Pictures in the records should not be copied, but every other part must be repeated exactly.

MATERIAL FOR THIS TASK »
________
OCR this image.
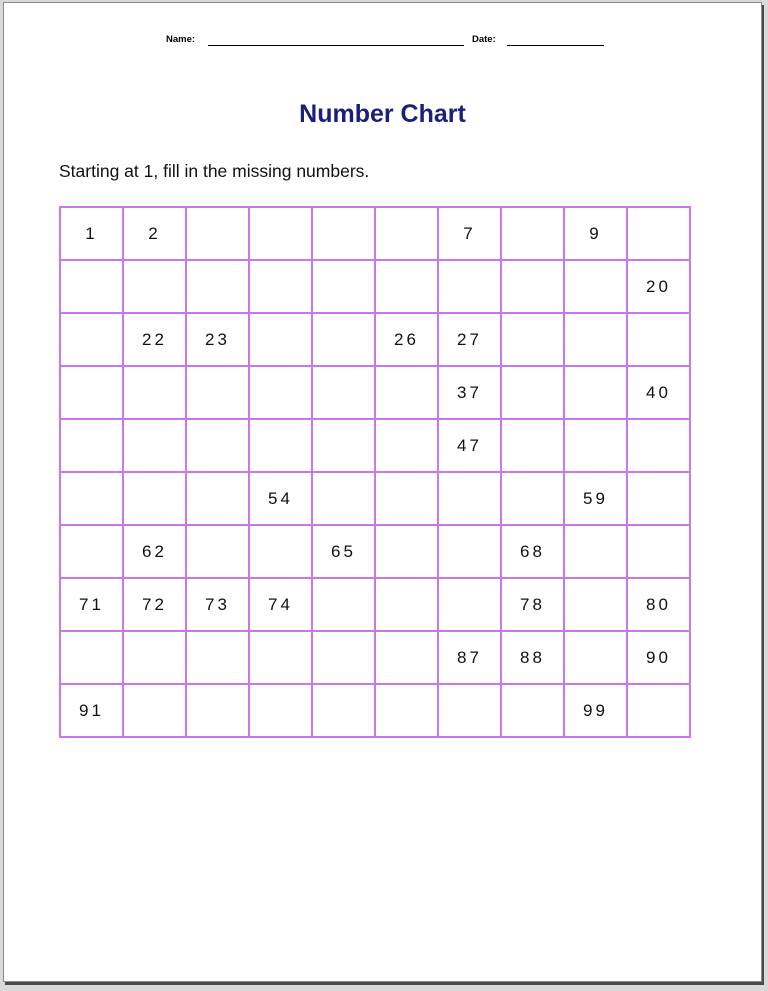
Name:	Date:
Number Chart
Starting at 1, fill in the missing numbers.
1	2					7		9	
									20
	22	23			26	27			
						37			40
						47			
			54					59	
	62			65			68		
71	72	73	74				78		80
						87	88		90
91								99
________
TASK SOLUTION »
OCR this image.
Name:	Date:
Number Chart
Starting at 1, fill in the missing numbers.
1	2					7		9	
									20
	22	23			26	27			
						37			40
						47			
			54					59	
	62			65			68		
71	72	73	74				78		80
						87	88		90
91								99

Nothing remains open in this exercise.